■ **Fragmento extraído**:
•••
Miedo en la playa

La película dirigida por Juan Andrés Arango le sigue los pasos a Tomás, un joven afro que vive en Bogotá tras huir del Pacífico.

Al lado de Tomás, el protagonista de ‘La Playa D.C.’, el espectador recorrerá una Bogotá desconocida.  / Fotos Cortesía Burning Blue
Al lado de Tomás, el protagonista de ‘La Playa D.C.’, el espectador recorrerá una Bogotá desconocida. / Fotos Cortesía Burning Blue

El ritmo de la edición define con rapidez a Tomás (Luis Carlos Guevara) en los primeros minutos de La Playa D. C. (Arango, 2012). El espectador se entera de su trabajo en una plaza de mercado, ve las trenzas y el arete que definen un estilo y sospecha cuáles son los sueños que lo acompañan cuando dibuja la imagen de un pescador. A la información se agrega la utilería del rap en movimiento que avanza sobre el paisaje urbano cuando Tomás, trepado sobre sus tenis, se escapa con sus ilusiones —que luego serán frustraciones vencidas con terquedad— a un rincón en la montaña, dejando atrás la ciudad que lo agrede —una condición ante la que sobran argumentos, contundentes cuando los guardias de un centro comercial lo persiguen a él y a su hermano Chaco (Jaime Solís), demostrándoles una vez más que siempre han sido tratados como perros—.
•••
(Datos de predicción de cuadros delimitadores)
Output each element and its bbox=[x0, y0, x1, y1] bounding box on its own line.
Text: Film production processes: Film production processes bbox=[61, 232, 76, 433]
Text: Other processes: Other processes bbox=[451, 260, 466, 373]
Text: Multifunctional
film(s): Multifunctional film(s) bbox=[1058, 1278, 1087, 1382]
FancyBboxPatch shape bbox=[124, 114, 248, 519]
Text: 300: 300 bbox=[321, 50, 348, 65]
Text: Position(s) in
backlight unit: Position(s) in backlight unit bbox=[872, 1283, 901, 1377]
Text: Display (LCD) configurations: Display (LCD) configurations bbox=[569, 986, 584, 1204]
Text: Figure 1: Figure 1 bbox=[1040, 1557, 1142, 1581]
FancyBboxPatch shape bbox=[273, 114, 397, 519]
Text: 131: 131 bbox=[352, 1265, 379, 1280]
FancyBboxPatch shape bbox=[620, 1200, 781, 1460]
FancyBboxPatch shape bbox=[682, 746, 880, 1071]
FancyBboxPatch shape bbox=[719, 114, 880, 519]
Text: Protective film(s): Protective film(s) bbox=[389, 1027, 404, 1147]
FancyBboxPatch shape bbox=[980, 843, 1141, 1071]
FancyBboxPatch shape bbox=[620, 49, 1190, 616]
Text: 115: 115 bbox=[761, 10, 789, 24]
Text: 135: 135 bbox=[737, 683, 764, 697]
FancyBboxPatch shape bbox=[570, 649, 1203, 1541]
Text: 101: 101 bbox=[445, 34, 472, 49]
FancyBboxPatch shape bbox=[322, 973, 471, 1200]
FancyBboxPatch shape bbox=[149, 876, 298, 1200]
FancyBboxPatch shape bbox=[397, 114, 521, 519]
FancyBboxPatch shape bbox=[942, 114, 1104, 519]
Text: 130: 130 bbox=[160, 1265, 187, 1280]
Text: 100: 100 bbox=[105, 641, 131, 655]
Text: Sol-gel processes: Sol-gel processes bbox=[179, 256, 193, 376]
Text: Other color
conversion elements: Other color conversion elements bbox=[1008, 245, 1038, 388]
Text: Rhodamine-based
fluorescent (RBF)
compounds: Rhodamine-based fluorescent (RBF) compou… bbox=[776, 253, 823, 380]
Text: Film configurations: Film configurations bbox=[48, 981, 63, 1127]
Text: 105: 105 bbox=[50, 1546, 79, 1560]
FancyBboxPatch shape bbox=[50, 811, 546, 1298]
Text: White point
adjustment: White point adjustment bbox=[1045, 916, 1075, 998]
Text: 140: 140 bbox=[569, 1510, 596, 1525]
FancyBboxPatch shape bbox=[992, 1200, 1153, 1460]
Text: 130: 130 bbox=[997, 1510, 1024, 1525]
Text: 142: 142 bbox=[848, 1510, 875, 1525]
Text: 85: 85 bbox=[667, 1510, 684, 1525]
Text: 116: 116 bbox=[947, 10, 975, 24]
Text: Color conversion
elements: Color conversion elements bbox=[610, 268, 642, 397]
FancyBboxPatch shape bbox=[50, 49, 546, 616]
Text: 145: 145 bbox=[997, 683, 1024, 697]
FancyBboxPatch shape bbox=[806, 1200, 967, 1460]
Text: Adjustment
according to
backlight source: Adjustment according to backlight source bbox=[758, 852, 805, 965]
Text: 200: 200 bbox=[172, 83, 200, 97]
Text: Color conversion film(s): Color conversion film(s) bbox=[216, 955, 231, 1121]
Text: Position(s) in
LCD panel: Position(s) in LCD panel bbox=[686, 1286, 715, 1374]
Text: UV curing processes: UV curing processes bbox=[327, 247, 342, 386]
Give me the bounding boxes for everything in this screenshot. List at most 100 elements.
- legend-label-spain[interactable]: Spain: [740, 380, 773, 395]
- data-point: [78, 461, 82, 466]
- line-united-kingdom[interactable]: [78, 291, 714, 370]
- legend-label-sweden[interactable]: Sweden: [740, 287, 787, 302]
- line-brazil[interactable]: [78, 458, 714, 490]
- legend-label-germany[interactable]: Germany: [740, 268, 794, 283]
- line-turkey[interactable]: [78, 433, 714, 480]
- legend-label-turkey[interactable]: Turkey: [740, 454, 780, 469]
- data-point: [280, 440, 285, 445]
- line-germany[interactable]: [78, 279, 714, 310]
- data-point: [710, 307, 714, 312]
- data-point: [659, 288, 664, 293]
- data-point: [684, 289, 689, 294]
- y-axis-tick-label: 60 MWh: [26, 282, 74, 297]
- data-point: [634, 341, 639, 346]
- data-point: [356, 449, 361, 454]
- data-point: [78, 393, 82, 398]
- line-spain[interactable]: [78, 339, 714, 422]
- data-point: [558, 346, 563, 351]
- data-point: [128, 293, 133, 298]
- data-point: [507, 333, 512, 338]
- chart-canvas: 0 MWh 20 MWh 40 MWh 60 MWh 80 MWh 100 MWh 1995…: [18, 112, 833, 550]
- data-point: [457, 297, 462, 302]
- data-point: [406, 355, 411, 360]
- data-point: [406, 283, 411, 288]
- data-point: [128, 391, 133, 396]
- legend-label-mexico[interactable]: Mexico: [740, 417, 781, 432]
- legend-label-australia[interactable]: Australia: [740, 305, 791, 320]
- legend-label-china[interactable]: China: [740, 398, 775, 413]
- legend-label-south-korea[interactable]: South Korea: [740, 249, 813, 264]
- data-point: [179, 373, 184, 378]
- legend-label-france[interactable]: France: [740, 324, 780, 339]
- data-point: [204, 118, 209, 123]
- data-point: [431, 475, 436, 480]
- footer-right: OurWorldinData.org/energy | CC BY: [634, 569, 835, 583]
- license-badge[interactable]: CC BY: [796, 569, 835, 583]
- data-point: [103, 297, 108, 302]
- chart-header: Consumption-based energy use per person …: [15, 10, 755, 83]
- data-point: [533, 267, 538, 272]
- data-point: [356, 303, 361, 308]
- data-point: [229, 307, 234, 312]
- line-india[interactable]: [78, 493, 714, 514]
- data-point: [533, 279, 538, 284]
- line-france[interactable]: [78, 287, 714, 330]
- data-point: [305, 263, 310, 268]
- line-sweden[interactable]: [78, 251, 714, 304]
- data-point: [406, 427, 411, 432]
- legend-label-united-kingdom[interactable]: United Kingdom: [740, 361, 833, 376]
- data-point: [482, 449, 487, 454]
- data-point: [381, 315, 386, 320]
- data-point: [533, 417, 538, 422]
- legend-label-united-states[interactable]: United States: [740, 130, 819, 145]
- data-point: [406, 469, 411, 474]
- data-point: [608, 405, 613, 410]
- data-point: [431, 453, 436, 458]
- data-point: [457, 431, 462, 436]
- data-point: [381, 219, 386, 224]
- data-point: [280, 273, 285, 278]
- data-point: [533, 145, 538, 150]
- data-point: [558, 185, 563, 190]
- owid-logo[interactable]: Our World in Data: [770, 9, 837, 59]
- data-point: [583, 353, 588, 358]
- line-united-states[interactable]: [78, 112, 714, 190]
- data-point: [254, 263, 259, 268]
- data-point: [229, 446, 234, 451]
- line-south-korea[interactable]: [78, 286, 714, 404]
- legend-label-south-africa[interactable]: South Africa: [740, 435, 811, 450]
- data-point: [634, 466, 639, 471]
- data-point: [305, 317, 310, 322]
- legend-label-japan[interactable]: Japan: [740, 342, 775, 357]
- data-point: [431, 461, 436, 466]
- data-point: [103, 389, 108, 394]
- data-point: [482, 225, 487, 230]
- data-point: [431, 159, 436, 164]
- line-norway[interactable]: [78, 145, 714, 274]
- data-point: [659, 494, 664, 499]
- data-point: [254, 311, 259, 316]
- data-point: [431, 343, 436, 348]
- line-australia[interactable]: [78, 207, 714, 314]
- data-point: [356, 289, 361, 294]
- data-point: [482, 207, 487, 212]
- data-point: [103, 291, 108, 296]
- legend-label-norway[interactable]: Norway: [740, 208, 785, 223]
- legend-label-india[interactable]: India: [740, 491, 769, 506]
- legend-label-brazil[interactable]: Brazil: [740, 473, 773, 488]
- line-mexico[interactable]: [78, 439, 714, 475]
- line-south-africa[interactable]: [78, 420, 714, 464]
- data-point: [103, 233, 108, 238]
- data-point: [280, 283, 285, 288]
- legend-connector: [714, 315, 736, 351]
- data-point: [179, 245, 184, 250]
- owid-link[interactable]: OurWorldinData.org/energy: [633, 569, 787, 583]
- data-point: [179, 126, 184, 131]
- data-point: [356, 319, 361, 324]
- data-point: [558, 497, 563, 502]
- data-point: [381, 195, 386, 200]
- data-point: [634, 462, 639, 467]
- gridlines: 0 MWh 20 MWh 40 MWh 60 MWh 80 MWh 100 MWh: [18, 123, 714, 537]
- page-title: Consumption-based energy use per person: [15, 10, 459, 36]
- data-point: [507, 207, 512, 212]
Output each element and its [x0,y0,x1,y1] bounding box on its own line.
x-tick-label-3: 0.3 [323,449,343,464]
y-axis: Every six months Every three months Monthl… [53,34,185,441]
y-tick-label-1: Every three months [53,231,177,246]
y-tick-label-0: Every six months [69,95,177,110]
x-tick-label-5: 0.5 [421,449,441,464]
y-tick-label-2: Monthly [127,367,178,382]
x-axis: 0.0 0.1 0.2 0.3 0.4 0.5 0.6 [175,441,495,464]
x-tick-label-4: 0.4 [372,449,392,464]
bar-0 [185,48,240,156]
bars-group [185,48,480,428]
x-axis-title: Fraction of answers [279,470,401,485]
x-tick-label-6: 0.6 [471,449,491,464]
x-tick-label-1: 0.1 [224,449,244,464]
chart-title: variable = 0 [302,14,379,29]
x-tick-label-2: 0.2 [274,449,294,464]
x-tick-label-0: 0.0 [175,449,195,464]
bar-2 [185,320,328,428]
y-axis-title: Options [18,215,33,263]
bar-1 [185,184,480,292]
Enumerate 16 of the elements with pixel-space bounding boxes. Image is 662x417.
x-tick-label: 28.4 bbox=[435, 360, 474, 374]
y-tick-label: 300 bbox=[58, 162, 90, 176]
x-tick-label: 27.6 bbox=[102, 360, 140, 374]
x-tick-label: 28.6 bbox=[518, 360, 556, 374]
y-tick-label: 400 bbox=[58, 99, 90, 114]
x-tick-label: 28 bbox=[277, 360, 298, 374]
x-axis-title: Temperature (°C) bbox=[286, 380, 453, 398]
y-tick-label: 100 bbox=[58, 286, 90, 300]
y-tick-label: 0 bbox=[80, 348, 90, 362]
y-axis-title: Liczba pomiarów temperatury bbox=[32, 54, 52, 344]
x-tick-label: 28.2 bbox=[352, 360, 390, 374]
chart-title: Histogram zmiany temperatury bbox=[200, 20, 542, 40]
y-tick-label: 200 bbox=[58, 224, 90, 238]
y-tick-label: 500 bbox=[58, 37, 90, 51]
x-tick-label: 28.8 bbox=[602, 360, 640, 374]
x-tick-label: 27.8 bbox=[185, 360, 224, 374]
•••
■ **Objetivo de la tarea**:
Según el fragmento sobre La Playa D.C., ¿qué actor interpreta a Chaco, el hermano de Tomás? Responda basándose únicamente en el fragmento.

■ **Resultado del ejercicio**:
Jaime Solís.